-- Problem to work on --
For the material that follows, list every line containing the word "crest".

-- Material for this exercise --
━━━

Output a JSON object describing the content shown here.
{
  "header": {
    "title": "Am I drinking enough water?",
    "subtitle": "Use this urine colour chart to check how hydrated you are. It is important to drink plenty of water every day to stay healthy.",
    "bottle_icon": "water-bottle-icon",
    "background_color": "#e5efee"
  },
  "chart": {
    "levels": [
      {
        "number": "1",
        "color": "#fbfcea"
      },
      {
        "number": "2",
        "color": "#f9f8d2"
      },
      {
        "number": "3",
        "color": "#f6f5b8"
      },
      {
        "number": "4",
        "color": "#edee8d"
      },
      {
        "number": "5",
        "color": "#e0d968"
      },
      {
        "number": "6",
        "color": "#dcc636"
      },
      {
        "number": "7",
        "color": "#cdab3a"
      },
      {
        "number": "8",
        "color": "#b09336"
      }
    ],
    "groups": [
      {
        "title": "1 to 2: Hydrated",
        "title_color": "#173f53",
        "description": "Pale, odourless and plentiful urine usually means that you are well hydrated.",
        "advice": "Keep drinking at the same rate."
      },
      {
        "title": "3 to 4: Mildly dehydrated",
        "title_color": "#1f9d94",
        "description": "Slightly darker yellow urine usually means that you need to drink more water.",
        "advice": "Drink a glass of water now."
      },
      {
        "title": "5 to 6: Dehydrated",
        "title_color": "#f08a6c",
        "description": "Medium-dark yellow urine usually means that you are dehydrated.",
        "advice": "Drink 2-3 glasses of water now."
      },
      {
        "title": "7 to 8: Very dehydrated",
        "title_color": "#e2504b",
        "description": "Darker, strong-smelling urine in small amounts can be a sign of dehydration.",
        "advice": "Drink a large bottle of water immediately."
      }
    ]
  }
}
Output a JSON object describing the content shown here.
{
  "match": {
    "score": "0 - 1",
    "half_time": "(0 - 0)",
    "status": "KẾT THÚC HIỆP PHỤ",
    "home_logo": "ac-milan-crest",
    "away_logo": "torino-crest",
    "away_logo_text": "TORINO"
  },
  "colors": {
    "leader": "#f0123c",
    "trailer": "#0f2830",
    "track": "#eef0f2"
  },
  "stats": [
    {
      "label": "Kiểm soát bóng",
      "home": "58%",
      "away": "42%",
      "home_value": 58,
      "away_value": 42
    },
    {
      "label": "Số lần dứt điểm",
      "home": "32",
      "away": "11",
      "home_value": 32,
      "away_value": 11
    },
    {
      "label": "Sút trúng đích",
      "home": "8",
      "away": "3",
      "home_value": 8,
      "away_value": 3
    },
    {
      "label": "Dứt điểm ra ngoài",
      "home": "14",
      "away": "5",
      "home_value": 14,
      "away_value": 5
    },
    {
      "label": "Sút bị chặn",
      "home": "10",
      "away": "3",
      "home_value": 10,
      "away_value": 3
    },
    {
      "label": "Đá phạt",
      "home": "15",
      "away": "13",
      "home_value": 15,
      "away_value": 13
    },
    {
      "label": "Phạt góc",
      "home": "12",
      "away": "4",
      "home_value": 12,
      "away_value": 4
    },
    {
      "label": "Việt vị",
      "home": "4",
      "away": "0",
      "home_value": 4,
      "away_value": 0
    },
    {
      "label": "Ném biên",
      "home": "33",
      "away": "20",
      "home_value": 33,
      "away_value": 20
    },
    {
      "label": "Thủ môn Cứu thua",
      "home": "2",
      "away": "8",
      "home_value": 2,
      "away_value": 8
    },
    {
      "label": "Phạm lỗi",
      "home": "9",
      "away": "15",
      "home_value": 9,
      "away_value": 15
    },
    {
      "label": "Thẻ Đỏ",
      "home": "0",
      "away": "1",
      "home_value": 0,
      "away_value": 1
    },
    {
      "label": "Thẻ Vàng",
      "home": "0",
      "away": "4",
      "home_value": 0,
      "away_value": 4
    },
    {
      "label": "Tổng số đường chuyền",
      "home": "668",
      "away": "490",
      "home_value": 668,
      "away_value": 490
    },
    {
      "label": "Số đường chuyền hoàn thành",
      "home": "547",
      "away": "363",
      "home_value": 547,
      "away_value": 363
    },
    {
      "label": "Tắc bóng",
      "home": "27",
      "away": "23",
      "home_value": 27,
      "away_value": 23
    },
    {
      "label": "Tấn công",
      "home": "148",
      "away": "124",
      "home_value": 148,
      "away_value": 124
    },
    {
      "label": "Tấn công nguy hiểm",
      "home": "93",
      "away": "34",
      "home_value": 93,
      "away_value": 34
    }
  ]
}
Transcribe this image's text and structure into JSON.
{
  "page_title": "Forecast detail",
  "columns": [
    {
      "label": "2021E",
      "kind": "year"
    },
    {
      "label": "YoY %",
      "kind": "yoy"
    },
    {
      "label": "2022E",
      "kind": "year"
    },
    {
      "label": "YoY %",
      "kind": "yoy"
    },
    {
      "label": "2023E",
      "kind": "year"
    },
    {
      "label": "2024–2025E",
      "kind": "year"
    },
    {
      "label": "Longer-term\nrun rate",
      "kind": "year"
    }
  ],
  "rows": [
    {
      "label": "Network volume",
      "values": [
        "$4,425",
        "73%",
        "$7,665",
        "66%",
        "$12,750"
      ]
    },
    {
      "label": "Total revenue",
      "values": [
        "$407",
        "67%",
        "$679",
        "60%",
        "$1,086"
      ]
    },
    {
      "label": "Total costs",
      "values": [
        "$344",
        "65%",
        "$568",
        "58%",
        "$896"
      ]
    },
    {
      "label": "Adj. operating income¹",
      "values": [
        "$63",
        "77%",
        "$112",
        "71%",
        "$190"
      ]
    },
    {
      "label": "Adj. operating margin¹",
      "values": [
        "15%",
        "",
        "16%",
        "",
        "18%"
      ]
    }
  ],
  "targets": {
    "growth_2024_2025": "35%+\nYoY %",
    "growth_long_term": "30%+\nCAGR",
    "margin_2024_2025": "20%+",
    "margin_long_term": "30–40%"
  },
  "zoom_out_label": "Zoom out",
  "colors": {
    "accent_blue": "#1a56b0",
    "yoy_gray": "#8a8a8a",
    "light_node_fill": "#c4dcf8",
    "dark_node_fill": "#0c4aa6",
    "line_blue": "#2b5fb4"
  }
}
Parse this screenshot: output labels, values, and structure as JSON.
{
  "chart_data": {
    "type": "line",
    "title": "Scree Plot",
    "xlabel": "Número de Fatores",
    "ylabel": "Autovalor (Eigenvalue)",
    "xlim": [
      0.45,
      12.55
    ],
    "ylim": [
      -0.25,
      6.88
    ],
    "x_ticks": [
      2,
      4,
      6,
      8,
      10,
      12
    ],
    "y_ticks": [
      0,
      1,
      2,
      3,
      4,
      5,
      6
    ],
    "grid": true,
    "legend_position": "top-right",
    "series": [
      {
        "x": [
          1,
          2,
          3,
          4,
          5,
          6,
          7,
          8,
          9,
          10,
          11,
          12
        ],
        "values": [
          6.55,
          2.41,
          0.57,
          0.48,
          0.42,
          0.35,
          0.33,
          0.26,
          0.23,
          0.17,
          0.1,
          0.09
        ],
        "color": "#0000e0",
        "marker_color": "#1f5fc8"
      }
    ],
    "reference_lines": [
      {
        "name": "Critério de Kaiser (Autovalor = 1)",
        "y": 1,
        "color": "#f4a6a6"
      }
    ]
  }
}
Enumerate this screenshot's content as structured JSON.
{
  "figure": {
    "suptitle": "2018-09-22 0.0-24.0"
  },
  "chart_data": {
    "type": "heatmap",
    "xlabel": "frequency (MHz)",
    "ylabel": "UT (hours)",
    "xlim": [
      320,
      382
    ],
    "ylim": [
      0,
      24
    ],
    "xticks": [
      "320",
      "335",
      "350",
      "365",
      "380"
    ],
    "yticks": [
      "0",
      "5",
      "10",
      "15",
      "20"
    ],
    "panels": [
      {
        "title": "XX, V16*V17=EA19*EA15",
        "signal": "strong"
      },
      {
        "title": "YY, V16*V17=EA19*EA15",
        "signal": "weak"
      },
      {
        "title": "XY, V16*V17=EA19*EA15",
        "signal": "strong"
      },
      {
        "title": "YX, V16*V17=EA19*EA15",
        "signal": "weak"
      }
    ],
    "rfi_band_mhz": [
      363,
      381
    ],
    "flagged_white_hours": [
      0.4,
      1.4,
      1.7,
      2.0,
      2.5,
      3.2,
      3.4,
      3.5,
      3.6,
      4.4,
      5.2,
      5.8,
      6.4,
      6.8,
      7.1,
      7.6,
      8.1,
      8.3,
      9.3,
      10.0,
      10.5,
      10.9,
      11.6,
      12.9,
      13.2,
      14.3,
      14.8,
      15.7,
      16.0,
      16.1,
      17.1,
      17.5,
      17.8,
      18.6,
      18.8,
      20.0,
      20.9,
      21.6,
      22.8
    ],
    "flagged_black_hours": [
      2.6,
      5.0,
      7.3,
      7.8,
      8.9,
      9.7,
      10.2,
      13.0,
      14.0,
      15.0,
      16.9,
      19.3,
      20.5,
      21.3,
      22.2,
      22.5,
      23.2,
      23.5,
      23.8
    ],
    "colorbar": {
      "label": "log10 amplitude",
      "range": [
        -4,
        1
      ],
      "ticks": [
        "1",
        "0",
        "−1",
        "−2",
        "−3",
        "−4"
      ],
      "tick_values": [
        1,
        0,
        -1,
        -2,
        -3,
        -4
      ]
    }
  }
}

━━━

-- Completed exercise --
    "home_logo": "ac-milan-crest",
    "away_logo": "torino-crest",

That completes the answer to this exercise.